What you will do: Show every line below where "الدراسي" can be found.

Data records:
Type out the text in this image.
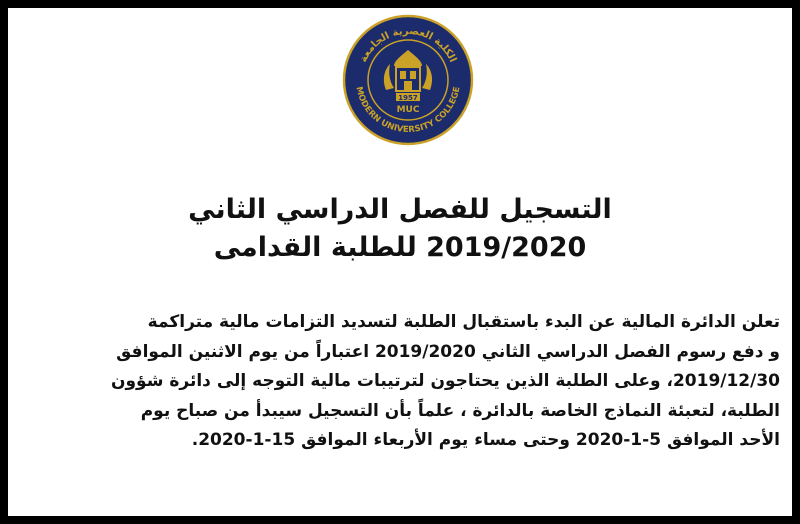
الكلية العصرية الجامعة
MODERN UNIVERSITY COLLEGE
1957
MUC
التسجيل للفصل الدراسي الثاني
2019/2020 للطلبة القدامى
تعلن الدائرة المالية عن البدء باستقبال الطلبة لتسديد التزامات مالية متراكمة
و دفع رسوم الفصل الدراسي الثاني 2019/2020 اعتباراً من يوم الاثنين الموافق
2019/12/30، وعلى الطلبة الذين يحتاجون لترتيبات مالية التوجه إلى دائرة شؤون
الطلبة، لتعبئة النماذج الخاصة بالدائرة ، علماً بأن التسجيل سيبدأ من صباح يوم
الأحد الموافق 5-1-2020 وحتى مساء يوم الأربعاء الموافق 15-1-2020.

* * *

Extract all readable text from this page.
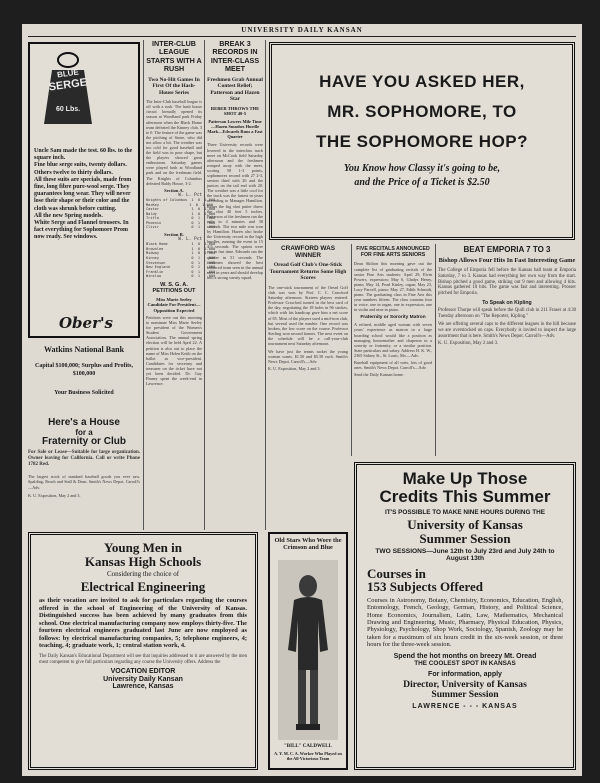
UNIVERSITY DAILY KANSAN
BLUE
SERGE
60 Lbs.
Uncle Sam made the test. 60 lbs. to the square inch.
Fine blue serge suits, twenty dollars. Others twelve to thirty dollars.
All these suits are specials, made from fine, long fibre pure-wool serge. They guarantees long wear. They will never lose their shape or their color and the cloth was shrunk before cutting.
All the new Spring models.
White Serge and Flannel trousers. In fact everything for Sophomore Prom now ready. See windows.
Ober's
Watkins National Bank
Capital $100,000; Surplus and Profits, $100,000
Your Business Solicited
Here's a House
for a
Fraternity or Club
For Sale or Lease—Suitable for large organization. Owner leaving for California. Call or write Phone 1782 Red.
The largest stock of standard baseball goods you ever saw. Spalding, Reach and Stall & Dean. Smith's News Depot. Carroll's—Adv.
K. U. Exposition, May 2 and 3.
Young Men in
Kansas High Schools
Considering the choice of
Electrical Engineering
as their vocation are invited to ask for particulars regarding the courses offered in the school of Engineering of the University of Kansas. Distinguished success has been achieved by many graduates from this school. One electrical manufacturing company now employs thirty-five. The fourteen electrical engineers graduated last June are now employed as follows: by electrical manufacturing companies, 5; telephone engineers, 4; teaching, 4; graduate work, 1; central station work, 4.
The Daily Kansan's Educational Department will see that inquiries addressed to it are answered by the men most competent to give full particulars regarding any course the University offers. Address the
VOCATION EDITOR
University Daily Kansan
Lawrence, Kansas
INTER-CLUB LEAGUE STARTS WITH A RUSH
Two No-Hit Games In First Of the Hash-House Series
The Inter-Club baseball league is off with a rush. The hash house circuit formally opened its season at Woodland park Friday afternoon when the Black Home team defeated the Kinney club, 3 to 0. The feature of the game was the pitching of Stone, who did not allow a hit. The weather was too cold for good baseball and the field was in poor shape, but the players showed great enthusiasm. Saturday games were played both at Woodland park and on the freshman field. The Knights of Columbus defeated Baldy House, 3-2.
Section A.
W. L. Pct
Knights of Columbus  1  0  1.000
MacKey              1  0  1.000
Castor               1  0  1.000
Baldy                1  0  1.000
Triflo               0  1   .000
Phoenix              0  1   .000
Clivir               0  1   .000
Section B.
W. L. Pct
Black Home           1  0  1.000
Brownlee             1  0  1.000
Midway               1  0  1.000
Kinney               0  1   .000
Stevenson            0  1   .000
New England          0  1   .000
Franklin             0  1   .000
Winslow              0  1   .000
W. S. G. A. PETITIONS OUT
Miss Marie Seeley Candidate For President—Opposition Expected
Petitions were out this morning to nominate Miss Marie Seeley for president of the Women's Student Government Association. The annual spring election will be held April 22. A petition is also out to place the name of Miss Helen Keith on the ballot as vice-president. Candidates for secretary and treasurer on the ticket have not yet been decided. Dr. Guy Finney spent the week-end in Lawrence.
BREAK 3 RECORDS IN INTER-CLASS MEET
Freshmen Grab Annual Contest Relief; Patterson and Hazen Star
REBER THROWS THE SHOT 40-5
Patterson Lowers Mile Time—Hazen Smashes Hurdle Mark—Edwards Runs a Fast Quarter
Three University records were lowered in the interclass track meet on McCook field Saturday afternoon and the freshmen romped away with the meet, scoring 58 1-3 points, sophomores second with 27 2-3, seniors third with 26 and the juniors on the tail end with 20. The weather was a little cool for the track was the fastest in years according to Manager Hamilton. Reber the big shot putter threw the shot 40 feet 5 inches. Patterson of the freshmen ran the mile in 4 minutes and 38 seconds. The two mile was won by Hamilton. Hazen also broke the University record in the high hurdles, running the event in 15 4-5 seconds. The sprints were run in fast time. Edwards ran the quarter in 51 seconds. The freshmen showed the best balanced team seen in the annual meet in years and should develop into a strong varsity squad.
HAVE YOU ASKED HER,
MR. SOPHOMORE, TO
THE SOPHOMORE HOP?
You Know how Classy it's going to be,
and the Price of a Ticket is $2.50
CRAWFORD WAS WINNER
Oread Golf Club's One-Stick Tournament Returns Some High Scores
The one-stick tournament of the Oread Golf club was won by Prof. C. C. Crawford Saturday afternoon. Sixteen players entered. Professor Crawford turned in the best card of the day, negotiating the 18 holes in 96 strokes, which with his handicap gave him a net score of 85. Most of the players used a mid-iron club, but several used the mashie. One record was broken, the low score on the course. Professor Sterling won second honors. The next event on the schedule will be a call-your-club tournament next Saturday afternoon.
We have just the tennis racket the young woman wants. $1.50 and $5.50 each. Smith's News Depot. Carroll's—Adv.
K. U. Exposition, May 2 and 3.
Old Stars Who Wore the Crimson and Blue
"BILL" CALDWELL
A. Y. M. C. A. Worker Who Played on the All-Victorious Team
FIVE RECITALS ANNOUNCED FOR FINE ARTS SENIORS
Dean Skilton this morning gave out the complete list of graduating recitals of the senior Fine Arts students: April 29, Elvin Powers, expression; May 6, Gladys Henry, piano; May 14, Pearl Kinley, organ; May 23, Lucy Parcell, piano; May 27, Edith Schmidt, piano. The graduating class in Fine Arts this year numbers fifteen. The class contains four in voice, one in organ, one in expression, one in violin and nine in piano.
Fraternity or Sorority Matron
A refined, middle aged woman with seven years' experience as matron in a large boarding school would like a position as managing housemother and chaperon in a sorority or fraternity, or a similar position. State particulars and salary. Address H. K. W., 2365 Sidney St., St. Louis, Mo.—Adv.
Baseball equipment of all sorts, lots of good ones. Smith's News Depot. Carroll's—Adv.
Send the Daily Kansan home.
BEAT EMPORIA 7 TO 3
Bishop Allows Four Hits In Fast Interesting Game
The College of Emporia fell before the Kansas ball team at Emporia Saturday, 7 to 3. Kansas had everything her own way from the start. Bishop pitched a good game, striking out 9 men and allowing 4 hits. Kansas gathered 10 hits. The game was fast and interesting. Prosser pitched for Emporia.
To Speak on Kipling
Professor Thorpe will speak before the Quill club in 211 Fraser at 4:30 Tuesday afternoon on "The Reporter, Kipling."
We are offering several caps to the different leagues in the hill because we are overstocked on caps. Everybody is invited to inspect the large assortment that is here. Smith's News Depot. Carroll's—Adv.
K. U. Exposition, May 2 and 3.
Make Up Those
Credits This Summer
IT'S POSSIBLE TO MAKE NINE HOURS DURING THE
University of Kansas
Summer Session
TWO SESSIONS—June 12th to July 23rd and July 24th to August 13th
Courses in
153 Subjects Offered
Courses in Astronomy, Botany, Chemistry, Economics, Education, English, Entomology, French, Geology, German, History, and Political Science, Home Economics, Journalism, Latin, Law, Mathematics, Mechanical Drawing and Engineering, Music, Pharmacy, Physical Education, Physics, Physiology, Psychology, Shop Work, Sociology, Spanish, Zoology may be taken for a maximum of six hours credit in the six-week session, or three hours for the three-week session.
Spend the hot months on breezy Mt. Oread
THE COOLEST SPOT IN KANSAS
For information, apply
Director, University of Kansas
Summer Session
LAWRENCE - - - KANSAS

Written response:
التسجيل للفصل الدراسي الثاني
و دفع رسوم الفصل الدراسي الثاني 2019/2020 اعتباراً من يوم الاثنين الموافق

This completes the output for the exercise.